(Records excerpted from a collection)
☆ ☆ ☆ ☆ ☆ ☆ ☆

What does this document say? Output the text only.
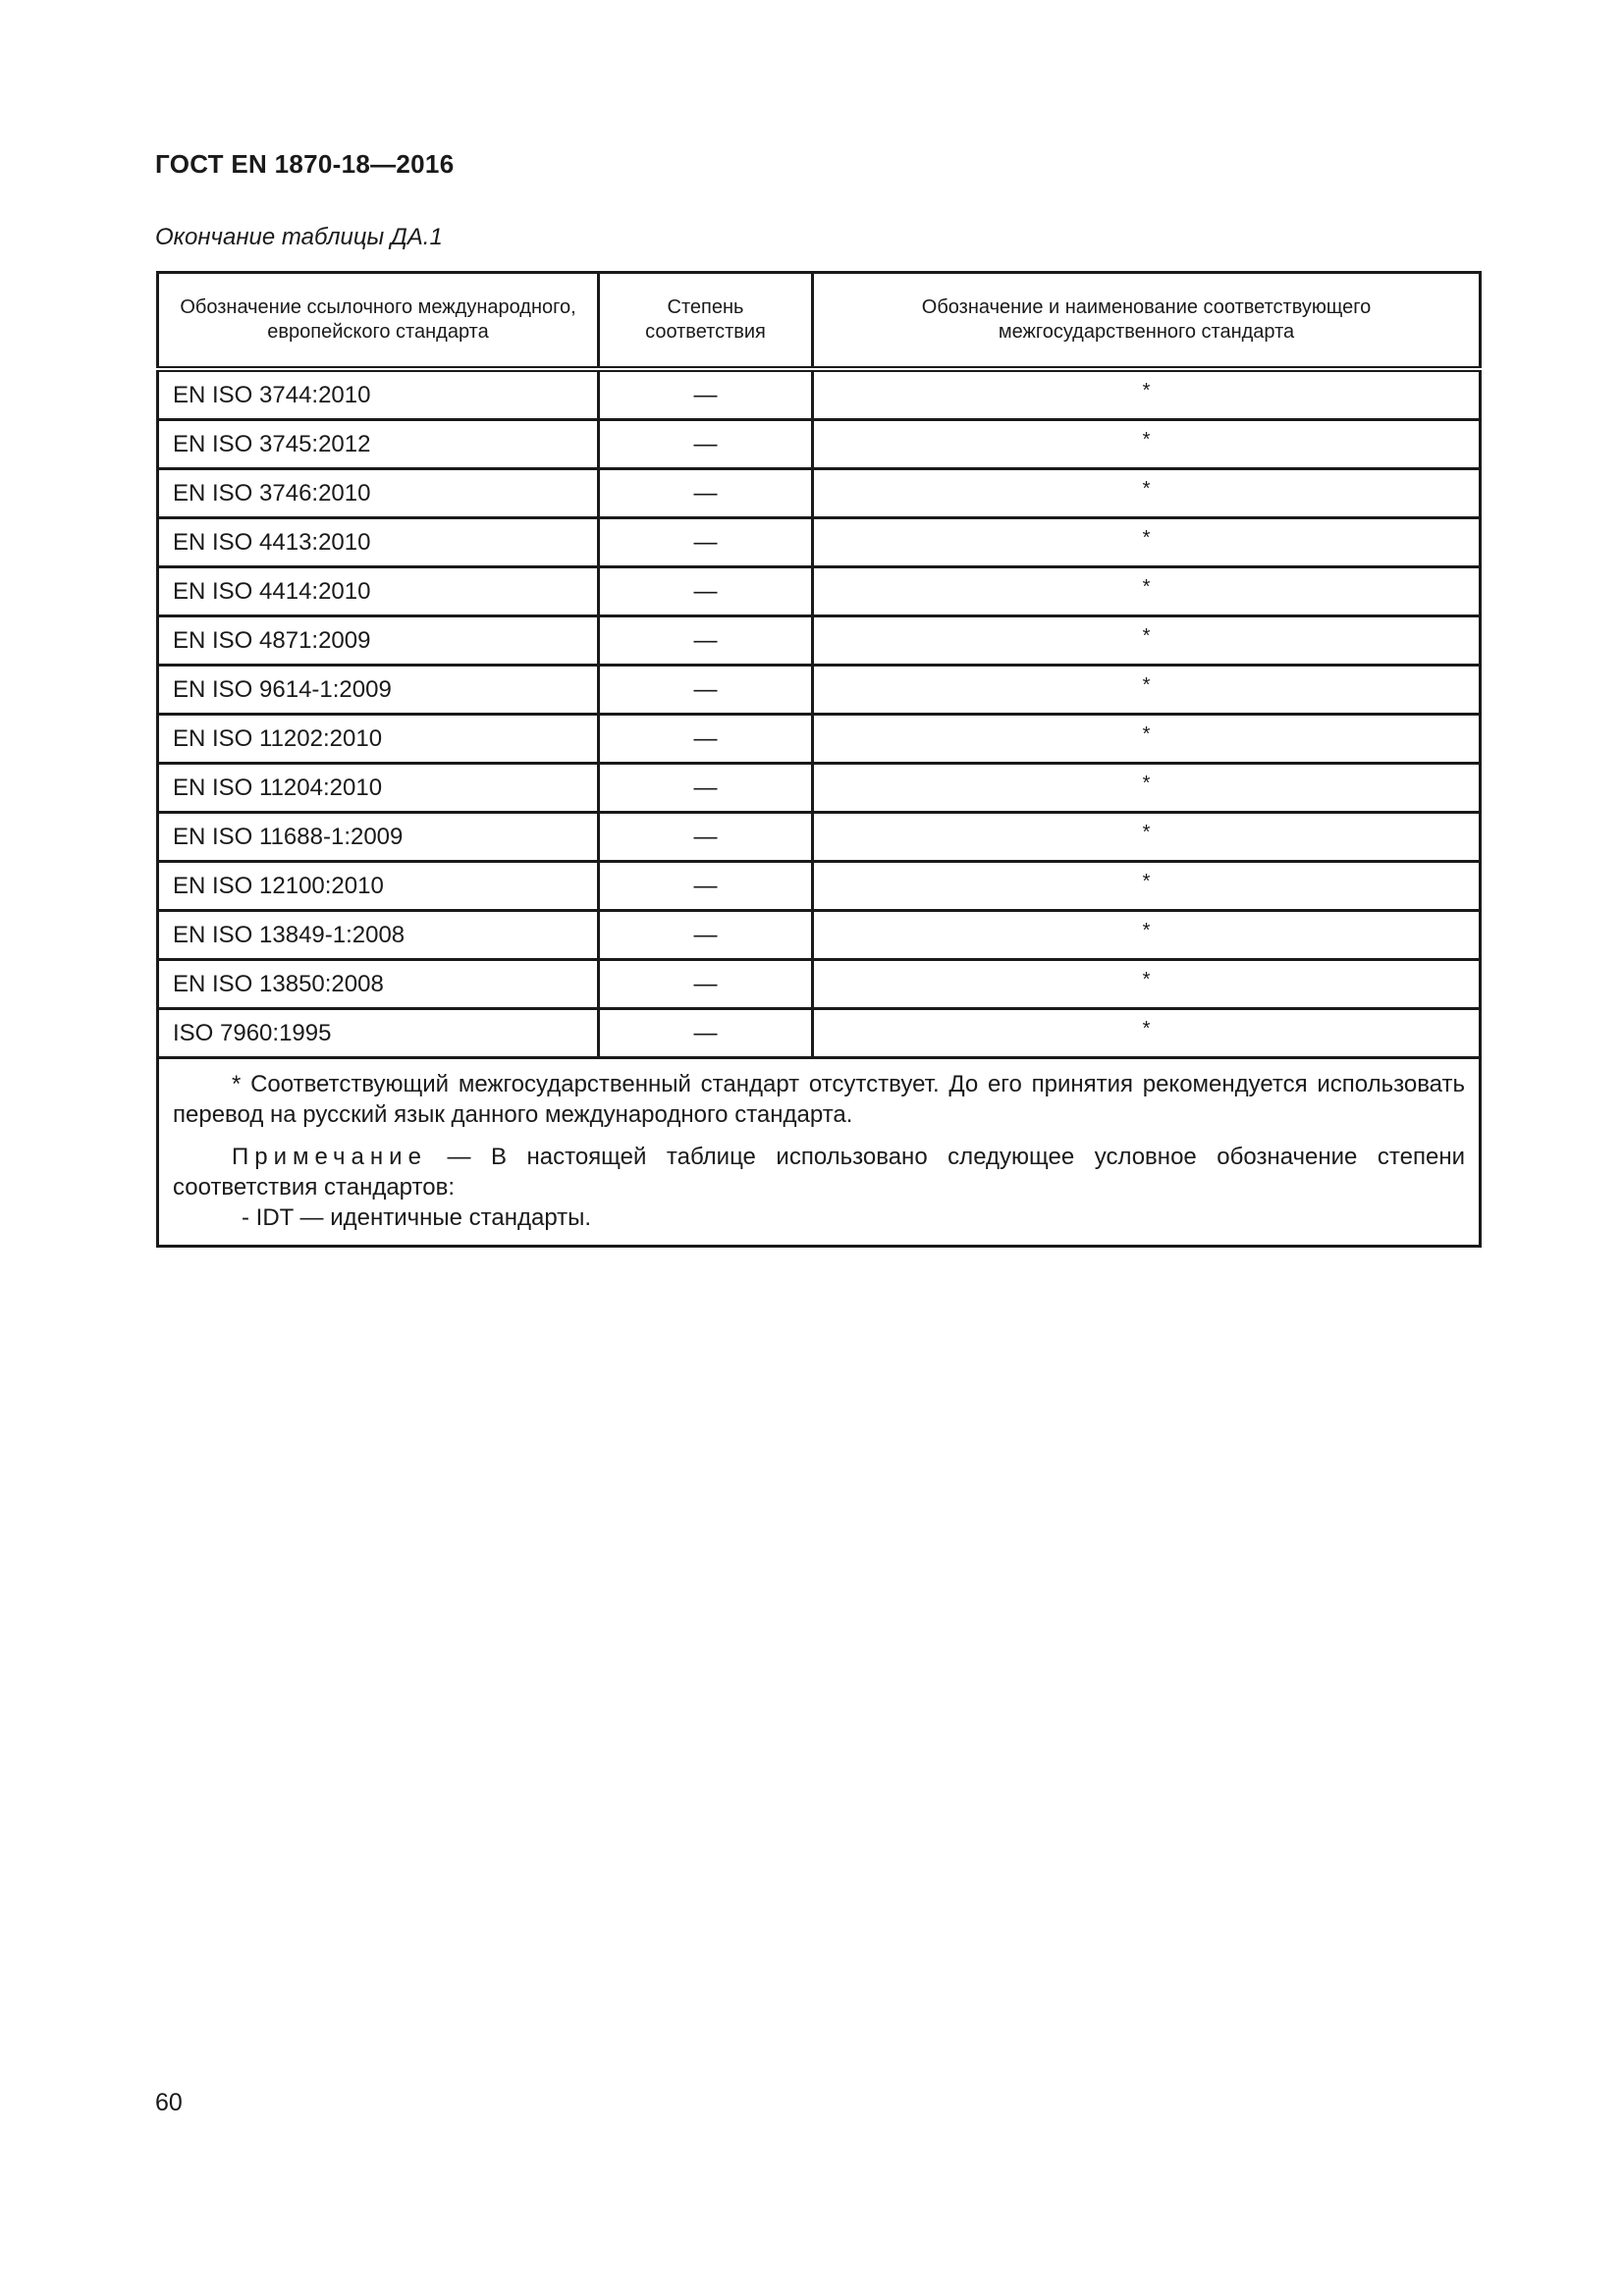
ГОСТ EN 1870-18—2016
Окончание таблицы ДА.1
Обозначение ссылочного международного, европейского стандарта	Степень соответствия	Обозначение и наименование соответствующего межгосударственного стандарта
EN ISO 3744:2010	—	*
EN ISO 3745:2012	—	*
EN ISO 3746:2010	—	*
EN ISO 4413:2010	—	*
EN ISO 4414:2010	—	*
EN ISO 4871:2009	—	*
EN ISO 9614-1:2009	—	*
EN ISO 11202:2010	—	*
EN ISO 11204:2010	—	*
EN ISO 11688-1:2009	—	*
EN ISO 12100:2010	—	*
EN ISO 13849-1:2008	—	*
EN ISO 13850:2008	—	*
ISO 7960:1995	—	*

* Соответствующий межгосударственный стандарт отсутствует. До его принятия рекомендуется использовать перевод на русский язык данного международного стандарта.

Примечание — В настоящей таблице использовано следующее условное обозначение степени соответствия стандартов:

- IDT — идентичные стандарты.		

60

☆ ☆ ☆ ☆ ☆ ☆ ☆

Return the listing above word for word, with the pictures removed.

What does this document say? Output the text only.
ГОСТ EN 1870-18—2016
Окончание таблицы ДА.1
Обозначение ссылочного международного, европейского стандарта	Степень соответствия	Обозначение и наименование соответствующего межгосударственного стандарта
EN ISO 3744:2010	—	*
EN ISO 3745:2012	—	*
EN ISO 3746:2010	—	*
EN ISO 4413:2010	—	*
EN ISO 4414:2010	—	*
EN ISO 4871:2009	—	*
EN ISO 9614-1:2009	—	*
EN ISO 11202:2010	—	*
EN ISO 11204:2010	—	*
EN ISO 11688-1:2009	—	*
EN ISO 12100:2010	—	*
EN ISO 13849-1:2008	—	*
EN ISO 13850:2008	—	*
ISO 7960:1995	—	*

* Соответствующий межгосударственный стандарт отсутствует. До его принятия рекомендуется использовать перевод на русский язык данного международного стандарта.

Примечание — В настоящей таблице использовано следующее условное обозначение степени соответствия стандартов:

- IDT — идентичные стандарты.		

60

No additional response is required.